===== DATASET ENTRIES

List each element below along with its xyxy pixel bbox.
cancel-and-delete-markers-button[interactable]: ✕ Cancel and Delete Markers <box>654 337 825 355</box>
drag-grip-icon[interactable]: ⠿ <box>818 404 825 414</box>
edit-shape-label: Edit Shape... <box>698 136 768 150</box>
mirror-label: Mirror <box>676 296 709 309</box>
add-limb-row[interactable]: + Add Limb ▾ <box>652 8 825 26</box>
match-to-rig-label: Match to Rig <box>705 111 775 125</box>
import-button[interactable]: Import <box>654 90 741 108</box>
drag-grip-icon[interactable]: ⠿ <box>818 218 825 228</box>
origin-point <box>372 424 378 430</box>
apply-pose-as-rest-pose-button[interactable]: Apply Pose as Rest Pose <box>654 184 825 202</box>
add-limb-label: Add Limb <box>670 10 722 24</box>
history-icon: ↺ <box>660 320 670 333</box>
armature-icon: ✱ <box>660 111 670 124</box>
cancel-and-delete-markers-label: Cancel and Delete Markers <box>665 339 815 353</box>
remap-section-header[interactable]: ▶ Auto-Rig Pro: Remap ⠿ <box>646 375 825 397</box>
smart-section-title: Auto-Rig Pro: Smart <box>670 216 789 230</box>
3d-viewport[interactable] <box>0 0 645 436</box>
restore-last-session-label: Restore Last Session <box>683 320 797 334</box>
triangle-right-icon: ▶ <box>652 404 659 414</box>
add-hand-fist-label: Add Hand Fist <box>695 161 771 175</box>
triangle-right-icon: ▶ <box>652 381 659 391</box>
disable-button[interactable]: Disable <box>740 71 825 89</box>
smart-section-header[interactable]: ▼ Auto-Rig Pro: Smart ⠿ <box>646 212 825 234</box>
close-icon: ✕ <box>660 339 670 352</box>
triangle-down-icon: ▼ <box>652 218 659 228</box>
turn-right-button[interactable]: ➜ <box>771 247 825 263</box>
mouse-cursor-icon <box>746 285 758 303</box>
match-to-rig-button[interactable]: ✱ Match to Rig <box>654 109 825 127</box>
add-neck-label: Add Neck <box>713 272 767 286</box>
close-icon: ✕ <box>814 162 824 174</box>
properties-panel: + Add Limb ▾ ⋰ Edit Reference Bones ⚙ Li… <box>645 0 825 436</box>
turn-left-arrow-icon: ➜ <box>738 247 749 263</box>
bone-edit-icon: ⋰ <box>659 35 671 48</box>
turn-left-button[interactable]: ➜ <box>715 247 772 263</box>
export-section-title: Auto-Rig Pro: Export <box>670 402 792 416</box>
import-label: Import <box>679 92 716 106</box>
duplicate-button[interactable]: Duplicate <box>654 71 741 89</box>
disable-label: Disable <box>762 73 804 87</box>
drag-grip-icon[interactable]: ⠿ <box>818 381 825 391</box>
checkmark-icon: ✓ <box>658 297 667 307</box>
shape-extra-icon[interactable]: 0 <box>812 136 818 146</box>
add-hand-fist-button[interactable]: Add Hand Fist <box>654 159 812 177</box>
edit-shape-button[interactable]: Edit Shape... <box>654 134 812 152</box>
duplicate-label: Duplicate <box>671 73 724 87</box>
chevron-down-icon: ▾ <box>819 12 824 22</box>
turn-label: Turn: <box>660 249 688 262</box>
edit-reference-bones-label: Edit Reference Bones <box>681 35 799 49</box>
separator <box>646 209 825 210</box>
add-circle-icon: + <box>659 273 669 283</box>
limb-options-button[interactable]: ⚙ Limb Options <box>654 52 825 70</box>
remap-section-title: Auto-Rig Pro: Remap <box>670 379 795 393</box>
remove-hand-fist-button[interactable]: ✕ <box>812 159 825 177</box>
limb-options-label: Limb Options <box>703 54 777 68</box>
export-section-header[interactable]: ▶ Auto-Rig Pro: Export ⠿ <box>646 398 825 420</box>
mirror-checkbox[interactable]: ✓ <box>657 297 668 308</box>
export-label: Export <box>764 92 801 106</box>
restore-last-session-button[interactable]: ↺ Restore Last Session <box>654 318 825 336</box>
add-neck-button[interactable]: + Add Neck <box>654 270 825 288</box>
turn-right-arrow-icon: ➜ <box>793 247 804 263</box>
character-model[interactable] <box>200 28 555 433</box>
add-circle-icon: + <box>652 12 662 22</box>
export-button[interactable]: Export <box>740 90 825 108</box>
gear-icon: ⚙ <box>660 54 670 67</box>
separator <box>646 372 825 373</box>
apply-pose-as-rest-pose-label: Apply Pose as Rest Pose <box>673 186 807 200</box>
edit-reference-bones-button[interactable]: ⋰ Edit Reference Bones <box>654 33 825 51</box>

==========

== DO THIS ==
Output the rows above as a numbered list, omitting any blank lines.

== EXERCISE OUTPUT ==
1. List each element below along with its xyxy pixel bbox.
2. cancel-and-delete-markers-button[interactable]: ✕ Cancel and Delete Markers <box>654 337 825 355</box>
3. drag-grip-icon[interactable]: ⠿ <box>818 404 825 414</box>
4. edit-shape-label: Edit Shape... <box>698 136 768 150</box>
5. mirror-label: Mirror <box>676 296 709 309</box>
6. add-limb-row[interactable]: + Add Limb ▾ <box>652 8 825 26</box>
7. match-to-rig-label: Match to Rig <box>705 111 775 125</box>
8. import-button[interactable]: Import <box>654 90 741 108</box>
9. drag-grip-icon[interactable]: ⠿ <box>818 218 825 228</box>
10. origin-point <box>372 424 378 430</box>
11. apply-pose-as-rest-pose-button[interactable]: Apply Pose as Rest Pose <box>654 184 825 202</box>
12. add-limb-label: Add Limb <box>670 10 722 24</box>
13. history-icon: ↺ <box>660 320 670 333</box>
14. armature-icon: ✱ <box>660 111 670 124</box>
15. cancel-and-delete-markers-label: Cancel and Delete Markers <box>665 339 815 353</box>
16. remap-section-header[interactable]: ▶ Auto-Rig Pro: Remap ⠿ <box>646 375 825 397</box>
17. smart-section-title: Auto-Rig Pro: Smart <box>670 216 789 230</box>
18. 3d-viewport[interactable] <box>0 0 645 436</box>
19. restore-last-session-label: Restore Last Session <box>683 320 797 334</box>
20. triangle-right-icon: ▶ <box>652 404 659 414</box>
21. add-hand-fist-label: Add Hand Fist <box>695 161 771 175</box>
22. triangle-right-icon: ▶ <box>652 381 659 391</box>
23. disable-button[interactable]: Disable <box>740 71 825 89</box>
24. smart-section-header[interactable]: ▼ Auto-Rig Pro: Smart ⠿ <box>646 212 825 234</box>
25. close-icon: ✕ <box>660 339 670 352</box>
26. triangle-down-icon: ▼ <box>652 218 659 228</box>
27. turn-right-button[interactable]: ➜ <box>771 247 825 263</box>
28. mouse-cursor-icon <box>746 285 758 303</box>
29. match-to-rig-button[interactable]: ✱ Match to Rig <box>654 109 825 127</box>
30. add-neck-label: Add Neck <box>713 272 767 286</box>
31. close-icon: ✕ <box>814 162 824 174</box>
32. properties-panel: + Add Limb ▾ ⋰ Edit Reference Bones ⚙ Li… <box>645 0 825 436</box>
33. turn-left-arrow-icon: ➜ <box>738 247 749 263</box>
34. bone-edit-icon: ⋰ <box>659 35 671 48</box>
35. turn-left-button[interactable]: ➜ <box>715 247 772 263</box>
36. export-section-title: Auto-Rig Pro: Export <box>670 402 792 416</box>
37. import-label: Import <box>679 92 716 106</box>
38. duplicate-button[interactable]: Duplicate <box>654 71 741 89</box>
39. disable-label: Disable <box>762 73 804 87</box>
40. drag-grip-icon[interactable]: ⠿ <box>818 381 825 391</box>
41. checkmark-icon: ✓ <box>658 297 667 307</box>
42. shape-extra-icon[interactable]: 0 <box>812 136 818 146</box>
43. add-hand-fist-button[interactable]: Add Hand Fist <box>654 159 812 177</box>
44. edit-shape-button[interactable]: Edit Shape... <box>654 134 812 152</box>
45. duplicate-label: Duplicate <box>671 73 724 87</box>
46. chevron-down-icon: ▾ <box>819 12 824 22</box>
47. turn-label: Turn: <box>660 249 688 262</box>
48. edit-reference-bones-label: Edit Reference Bones <box>681 35 799 49</box>
49. separator <box>646 209 825 210</box>
50. add-circle-icon: + <box>659 273 669 283</box>
51. limb-options-button[interactable]: ⚙ Limb Options <box>654 52 825 70</box>
52. remap-section-title: Auto-Rig Pro: Remap <box>670 379 795 393</box>
53. remove-hand-fist-button[interactable]: ✕ <box>812 159 825 177</box>
54. limb-options-label: Limb Options <box>703 54 777 68</box>
55. export-section-header[interactable]: ▶ Auto-Rig Pro: Export ⠿ <box>646 398 825 420</box>
56. mirror-checkbox[interactable]: ✓ <box>657 297 668 308</box>
57. export-label: Export <box>764 92 801 106</box>
58. restore-last-session-button[interactable]: ↺ Restore Last Session <box>654 318 825 336</box>
59. add-neck-button[interactable]: + Add Neck <box>654 270 825 288</box>
60. turn-right-arrow-icon: ➜ <box>793 247 804 263</box>
61. character-model[interactable] <box>200 28 555 433</box>
62. add-circle-icon: + <box>652 12 662 22</box>
63. export-button[interactable]: Export <box>740 90 825 108</box>
64. gear-icon: ⚙ <box>660 54 670 67</box>
65. separator <box>646 372 825 373</box>
66. apply-pose-as-rest-pose-label: Apply Pose as Rest Pose <box>673 186 807 200</box>
67. edit-reference-bones-button[interactable]: ⋰ Edit Reference Bones <box>654 33 825 51</box>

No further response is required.